**EXTRACT PROVIDED:**

◇ ◇ ◇

SPF, DKIM, and DMARC Explained Simply (Email Authentication Guide)
If your emails are landing in spam—or you've been told you need to "set up authentication"—you've probably run into three acronyms: SPF, DKIM, and DMARC. They sound technical, but the underlying ideas are straightforward. This guide explains what each one does, why inbox providers care about them, and what you actually need to do.
Why Email Authentication Exists
Anyone can send an email claiming to be from your domain. Without authentication, there's nothing stopping a spammer from sending messages that appear to come from yourcompany.com. Authentication records are entries you publish in your domain's DNS that let receiving mail servers verify: "Did this email genuinely come from a server this domain owner authorized?"
Gmail, Outlook, and other major providers check these records automatically. Missing or broken authentication is one of the most common reasons legitimate emails end up in spam—or get rejected outright.

◇ ◇ ◇

**GIVEN RECORDS:**
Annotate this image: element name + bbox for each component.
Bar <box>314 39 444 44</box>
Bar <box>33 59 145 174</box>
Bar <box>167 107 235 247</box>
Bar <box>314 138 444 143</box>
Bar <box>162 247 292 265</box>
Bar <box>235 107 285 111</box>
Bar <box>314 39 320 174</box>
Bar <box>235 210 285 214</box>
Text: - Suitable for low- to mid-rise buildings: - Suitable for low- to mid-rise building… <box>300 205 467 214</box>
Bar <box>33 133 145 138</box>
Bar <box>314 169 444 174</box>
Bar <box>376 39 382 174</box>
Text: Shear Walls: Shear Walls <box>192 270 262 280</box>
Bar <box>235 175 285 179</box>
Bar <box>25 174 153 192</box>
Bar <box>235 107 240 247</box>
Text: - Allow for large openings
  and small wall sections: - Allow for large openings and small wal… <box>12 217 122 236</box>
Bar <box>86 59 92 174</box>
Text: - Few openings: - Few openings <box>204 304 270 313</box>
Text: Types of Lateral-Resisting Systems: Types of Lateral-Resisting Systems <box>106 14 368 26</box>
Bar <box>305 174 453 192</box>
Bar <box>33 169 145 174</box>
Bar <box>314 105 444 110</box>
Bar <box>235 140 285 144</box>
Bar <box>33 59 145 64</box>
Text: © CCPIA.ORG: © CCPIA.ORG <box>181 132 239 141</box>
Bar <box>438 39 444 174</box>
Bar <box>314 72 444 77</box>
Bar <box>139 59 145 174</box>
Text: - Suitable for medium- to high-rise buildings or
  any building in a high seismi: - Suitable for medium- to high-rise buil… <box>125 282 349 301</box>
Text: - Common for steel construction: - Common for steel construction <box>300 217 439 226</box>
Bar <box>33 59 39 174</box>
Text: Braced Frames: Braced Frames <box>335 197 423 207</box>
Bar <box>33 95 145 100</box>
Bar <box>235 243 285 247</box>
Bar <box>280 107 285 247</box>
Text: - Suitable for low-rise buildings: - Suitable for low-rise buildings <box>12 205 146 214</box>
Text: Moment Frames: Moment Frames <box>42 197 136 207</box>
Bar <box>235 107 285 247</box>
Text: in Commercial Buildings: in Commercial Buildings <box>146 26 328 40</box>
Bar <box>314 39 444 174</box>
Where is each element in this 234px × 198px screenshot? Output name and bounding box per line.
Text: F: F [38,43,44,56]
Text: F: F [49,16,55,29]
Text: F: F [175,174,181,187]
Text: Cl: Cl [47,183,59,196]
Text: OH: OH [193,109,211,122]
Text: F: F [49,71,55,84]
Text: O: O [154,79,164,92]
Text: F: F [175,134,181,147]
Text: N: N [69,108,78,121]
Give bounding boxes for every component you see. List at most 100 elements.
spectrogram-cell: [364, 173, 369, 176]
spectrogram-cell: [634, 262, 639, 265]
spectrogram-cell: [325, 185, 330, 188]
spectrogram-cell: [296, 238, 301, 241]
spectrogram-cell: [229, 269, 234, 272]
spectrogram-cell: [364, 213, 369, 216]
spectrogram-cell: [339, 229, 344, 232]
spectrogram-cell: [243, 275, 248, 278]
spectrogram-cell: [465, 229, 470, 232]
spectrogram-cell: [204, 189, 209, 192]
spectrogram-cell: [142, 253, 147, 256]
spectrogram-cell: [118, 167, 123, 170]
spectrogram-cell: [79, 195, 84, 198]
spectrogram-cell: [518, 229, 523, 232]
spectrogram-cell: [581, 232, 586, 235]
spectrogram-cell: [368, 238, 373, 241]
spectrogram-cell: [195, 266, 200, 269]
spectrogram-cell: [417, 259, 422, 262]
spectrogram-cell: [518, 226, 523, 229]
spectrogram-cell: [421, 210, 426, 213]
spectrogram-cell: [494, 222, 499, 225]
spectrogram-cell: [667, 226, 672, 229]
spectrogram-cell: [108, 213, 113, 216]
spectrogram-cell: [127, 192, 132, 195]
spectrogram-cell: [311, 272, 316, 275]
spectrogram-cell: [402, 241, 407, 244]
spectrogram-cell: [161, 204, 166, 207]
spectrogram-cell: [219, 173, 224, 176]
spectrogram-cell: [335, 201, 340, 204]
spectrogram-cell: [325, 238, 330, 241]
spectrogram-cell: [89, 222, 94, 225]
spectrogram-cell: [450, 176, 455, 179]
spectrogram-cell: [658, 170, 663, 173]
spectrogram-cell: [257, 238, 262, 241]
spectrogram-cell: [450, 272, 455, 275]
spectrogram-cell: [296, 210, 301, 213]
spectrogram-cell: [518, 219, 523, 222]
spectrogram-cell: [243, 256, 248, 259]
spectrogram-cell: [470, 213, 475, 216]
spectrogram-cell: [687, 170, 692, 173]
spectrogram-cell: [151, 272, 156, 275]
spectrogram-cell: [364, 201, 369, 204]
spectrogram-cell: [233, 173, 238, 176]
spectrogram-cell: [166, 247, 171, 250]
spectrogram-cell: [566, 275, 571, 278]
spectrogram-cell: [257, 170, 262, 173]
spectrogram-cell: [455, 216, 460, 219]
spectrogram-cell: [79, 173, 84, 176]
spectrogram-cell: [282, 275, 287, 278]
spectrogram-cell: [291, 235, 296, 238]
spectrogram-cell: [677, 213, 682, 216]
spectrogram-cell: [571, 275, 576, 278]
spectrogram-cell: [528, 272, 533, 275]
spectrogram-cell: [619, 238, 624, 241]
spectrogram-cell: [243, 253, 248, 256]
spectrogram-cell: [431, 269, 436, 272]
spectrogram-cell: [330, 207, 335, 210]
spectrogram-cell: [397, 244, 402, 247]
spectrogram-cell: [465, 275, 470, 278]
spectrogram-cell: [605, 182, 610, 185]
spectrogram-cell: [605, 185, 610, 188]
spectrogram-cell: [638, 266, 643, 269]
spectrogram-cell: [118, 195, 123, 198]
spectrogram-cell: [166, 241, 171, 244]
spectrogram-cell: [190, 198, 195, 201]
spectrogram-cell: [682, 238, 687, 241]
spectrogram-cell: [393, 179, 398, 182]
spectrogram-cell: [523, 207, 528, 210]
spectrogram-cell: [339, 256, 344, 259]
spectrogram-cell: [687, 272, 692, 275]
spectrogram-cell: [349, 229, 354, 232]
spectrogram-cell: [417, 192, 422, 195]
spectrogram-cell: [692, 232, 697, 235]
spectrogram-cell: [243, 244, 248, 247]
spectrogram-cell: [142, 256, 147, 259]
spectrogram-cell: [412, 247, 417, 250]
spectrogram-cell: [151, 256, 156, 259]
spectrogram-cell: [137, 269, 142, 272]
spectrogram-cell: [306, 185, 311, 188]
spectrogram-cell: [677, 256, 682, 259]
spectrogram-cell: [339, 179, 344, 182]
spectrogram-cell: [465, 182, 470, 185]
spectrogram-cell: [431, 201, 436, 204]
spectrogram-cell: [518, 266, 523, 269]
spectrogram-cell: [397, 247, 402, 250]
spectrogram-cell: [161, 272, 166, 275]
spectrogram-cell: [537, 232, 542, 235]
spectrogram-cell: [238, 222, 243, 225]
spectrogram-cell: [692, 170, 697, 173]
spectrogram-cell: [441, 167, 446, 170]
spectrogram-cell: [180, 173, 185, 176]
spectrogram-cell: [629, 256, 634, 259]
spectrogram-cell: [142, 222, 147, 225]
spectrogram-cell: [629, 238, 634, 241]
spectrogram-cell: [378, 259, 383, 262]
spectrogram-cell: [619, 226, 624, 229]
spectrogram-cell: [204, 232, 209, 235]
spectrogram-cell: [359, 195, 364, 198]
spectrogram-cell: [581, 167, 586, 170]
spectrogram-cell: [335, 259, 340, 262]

◇ ◇ ◇

**WHAT IS REQUIRED:**
Please continue the guide on SPF, DKIM, and DMARC, picking up right after its last sentence.

**TASK OUTPUT:**
SPF: Listing Who's Allowed to Send
SPF (Sender Policy Framework) is a DNS record that lists the mail servers authorized to send email on behalf of your domain. Think of it as a guest list at a venue door.
When a receiving server gets an email from yourcompany.com, it looks up your SPF record and checks whether the sending server's IP address is on the list. If it isn't, the email fails SPF.
What an SPF record looks like
An SPF record is a TXT record in your DNS. A simple one might look like this:
v=spf1 include:sendgrid.net include:mailchimp.net ~all
That tells receiving servers: "Emails from this domain may come from SendGrid or Mailchimp. Treat anything else with suspicion." The ~all at the end is a soft fail—it flags unauthorized senders rather than outright rejecting them. -all is a hard fail that rejects them.
Common SPF mistake to avoid
You can only have one SPF record per domain. If you add a second one, both are ignored and SPF breaks. If you use multiple sending services, combine them into a single record.
DKIM: A Digital Signature on Every Email
DKIM (DomainKeys Identified Mail) adds a cryptographic signature to your outgoing emails. It proves that the email content hasn't been tampered with in transit and that it was sent by someone who controls your domain.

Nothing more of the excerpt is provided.